[Chart and figure data]
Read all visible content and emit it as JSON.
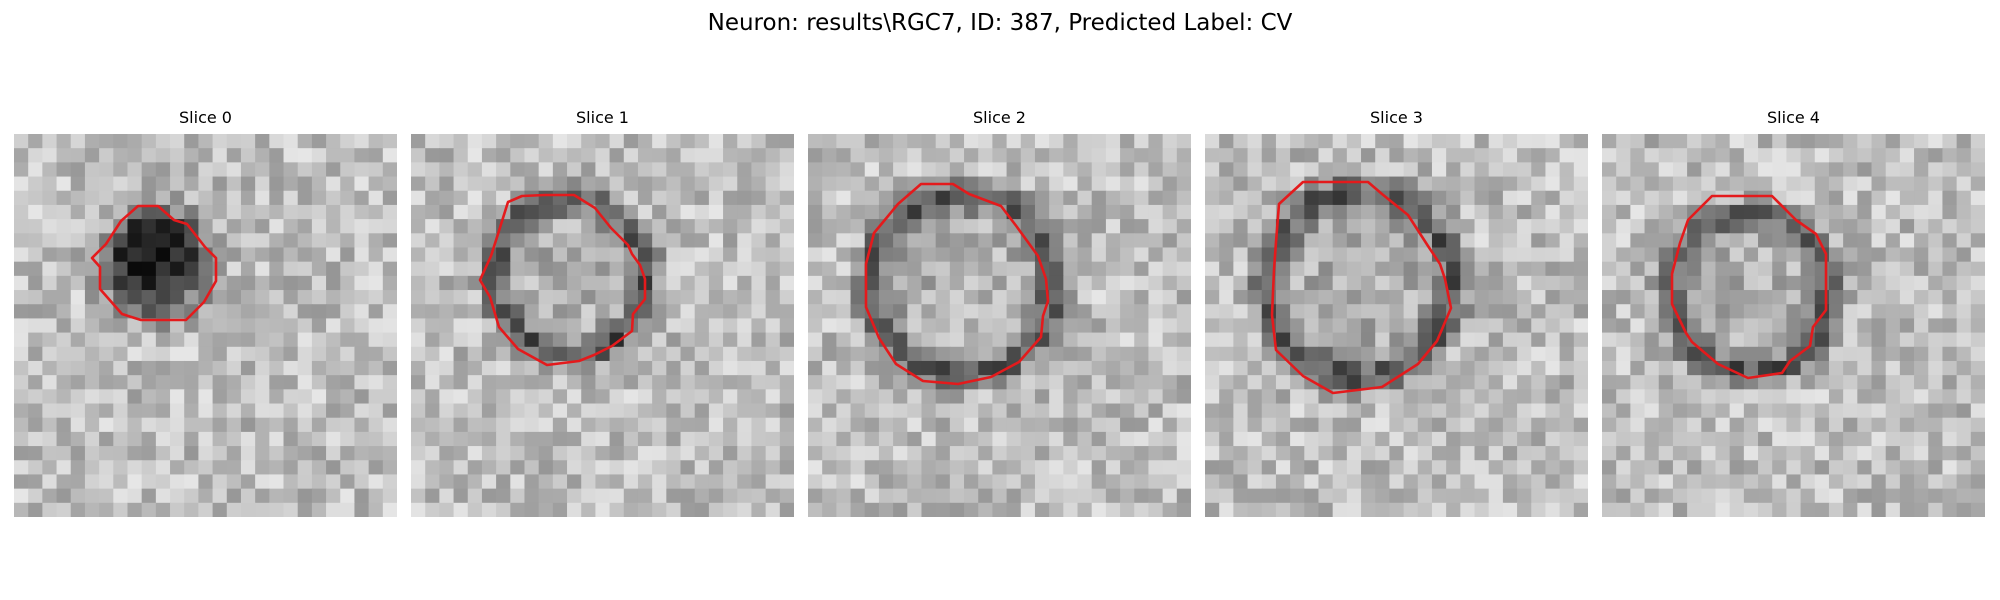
{
  "figure": {
    "title": "Neuron: results\\RGC7, ID: 387, Predicted Label: CV"
  },
  "panels": [
    {
      "title": "Slice 0"
    },
    {
      "title": "Slice 1"
    },
    {
      "title": "Slice 2"
    },
    {
      "title": "Slice 3"
    },
    {
      "title": "Slice 4"
    }
  ],
  "style": {
    "contour_color": "#e41a1c",
    "colormap": "gray"
  }
}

## Task to carry out
Using the entries above, return each line in which the word "Slice" occurs.

## Response to this task
      "title": "Slice 0"
      "title": "Slice 1"
      "title": "Slice 2"
      "title": "Slice 3"
      "title": "Slice 4"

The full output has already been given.